### [Source passage]
+---+
By the conditions of linearity and unbiasedness, it can be shown that $\sum_{i=1}^n c_i x_i = 1$, and $\sum_{i=1}^n c_i = 0$ – so:
\begin{align*}
\sum_{i=1}^n k_i d_i &= \frac{1}{\sum_{i=1}^n (x_i – \bar{x})^2} – \frac{1}{\sum_{i=1}^n (x_i – \bar{x})^2} = 0
\end{align*}

The third term in the expression for $Var(\tilde{\beta})$ drops out. Then it is plain that the variance of any alternative unbiased estimator, $\tilde{\beta}$, for $\beta$ has a variance at least as large as $\hat{\beta}$: so the OLS estimator is BLUE. I want to prove that $\hat{\alpha}$, the OLS estimator for the intercept $\alpha$, is BLUE in the same way, but I'm having difficulty determining what value to now assign to $k_i$ such that $\hat{\alpha} = \sum_{i=1}^n k_i y_i$. So far, what I have is that:
\begin{align*}
\hat{\alpha} &= \bar{y} – \hat{\beta} \bar{x} \\
&= \frac{1}{n} \sum_{i=1}^n y_i – \frac{\sum_{i=1}^n (x_i – \bar{x})y_i}{\sum{i=1}^n (x_i – \bar{x})^2} \bar{x} \\
&= \sum_{i=1}^n y_i \bigg[\frac{1}{n} – \frac{(x_i – \bar{x})\bar{x}}{\sum_{i=1}^n (x_i – \bar{x})^2} \bigg]\\
&= \sum_{i=1}^n k_i y_i
\end{align*}

where $k_i = \frac{1}{n} – \frac{(x_i – \bar{x})\bar{x}}{\sum_{i=1}^n (x_i – \bar{x})^2}$, but things seem to go awry when I work through the rest of the proof.
+---+
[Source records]
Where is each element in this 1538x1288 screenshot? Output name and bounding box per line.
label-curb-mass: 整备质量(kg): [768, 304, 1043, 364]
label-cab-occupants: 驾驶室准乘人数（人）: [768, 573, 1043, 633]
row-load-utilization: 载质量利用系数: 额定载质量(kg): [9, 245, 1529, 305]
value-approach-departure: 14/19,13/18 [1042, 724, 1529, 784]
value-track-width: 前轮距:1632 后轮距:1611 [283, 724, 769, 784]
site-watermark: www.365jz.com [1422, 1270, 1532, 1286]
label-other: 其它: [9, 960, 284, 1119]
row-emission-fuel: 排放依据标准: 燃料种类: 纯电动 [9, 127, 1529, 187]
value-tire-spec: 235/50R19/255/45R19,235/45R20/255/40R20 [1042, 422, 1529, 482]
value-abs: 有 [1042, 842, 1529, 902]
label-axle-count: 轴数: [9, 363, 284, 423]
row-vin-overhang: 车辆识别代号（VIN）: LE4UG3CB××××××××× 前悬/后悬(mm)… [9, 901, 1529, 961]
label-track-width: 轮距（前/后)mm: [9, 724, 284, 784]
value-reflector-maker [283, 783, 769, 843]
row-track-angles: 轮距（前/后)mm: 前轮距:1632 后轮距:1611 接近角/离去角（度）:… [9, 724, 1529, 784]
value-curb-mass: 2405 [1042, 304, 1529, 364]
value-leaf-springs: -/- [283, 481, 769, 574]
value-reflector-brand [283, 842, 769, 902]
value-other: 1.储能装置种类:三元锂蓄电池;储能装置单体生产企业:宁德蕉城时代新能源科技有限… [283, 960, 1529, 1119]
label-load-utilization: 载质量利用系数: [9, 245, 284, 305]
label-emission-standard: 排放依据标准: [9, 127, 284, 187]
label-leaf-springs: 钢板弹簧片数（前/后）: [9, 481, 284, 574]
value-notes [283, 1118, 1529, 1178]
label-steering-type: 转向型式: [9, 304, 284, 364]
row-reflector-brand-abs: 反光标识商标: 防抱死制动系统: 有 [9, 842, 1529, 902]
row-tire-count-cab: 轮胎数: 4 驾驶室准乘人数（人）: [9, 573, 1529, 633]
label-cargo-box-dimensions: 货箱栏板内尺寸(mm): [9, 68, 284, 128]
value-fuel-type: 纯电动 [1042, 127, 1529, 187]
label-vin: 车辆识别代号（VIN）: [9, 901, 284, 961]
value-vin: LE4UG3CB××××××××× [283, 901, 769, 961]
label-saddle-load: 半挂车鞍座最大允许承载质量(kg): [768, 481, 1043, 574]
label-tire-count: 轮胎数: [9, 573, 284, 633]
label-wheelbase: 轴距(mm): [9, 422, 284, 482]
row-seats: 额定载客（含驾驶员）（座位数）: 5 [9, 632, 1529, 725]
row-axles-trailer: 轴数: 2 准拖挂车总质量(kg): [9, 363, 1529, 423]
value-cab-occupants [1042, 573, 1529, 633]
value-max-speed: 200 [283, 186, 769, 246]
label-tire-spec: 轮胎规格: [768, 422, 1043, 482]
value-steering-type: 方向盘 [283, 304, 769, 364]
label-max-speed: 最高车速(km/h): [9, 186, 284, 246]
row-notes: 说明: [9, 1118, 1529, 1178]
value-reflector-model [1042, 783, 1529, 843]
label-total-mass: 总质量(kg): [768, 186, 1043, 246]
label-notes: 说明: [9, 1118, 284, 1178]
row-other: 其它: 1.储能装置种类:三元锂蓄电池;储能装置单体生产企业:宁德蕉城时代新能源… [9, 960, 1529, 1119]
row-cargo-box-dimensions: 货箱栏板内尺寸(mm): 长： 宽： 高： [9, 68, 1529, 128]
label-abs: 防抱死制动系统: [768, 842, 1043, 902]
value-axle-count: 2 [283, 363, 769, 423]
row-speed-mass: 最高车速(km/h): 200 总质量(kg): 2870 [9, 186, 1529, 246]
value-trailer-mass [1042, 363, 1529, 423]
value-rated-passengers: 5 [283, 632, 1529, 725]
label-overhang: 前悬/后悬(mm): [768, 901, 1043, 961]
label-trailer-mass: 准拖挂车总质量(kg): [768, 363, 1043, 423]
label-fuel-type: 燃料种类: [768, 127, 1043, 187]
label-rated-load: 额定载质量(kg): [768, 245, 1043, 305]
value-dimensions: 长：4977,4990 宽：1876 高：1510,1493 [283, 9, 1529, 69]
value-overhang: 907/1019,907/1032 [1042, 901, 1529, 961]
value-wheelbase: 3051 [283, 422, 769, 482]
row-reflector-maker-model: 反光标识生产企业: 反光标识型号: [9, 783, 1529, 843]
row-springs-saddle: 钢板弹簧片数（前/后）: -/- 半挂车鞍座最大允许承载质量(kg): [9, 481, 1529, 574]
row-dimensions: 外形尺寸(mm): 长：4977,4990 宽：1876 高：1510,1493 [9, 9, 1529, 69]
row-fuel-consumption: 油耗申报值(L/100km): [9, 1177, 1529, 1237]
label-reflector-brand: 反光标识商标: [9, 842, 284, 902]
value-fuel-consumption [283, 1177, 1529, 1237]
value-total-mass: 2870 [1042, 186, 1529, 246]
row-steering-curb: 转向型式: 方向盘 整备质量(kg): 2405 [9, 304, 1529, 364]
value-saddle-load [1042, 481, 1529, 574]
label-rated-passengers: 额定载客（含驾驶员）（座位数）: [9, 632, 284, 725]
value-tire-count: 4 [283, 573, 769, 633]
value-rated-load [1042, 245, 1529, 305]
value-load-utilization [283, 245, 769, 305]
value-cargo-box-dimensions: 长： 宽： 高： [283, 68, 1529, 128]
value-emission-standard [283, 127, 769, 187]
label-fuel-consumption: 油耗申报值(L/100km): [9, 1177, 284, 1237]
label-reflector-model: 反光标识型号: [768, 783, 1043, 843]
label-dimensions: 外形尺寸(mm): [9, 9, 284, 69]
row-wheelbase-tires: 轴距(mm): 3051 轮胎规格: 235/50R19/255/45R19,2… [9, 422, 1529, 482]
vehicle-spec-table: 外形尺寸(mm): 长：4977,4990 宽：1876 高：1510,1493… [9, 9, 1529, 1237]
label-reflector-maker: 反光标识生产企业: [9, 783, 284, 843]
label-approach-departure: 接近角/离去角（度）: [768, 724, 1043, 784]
+---+
### [What needs to be done]
In the OLS passage, what does the writer want to prove about $\hat{\alpha}$, the OLS estimator for the intercept? The items were taken from a source separate from the OLS passage.

### [Answer for this exercise]
That $\hat{\alpha}$ is BLUE, proved the same way as for $\hat{\beta}$.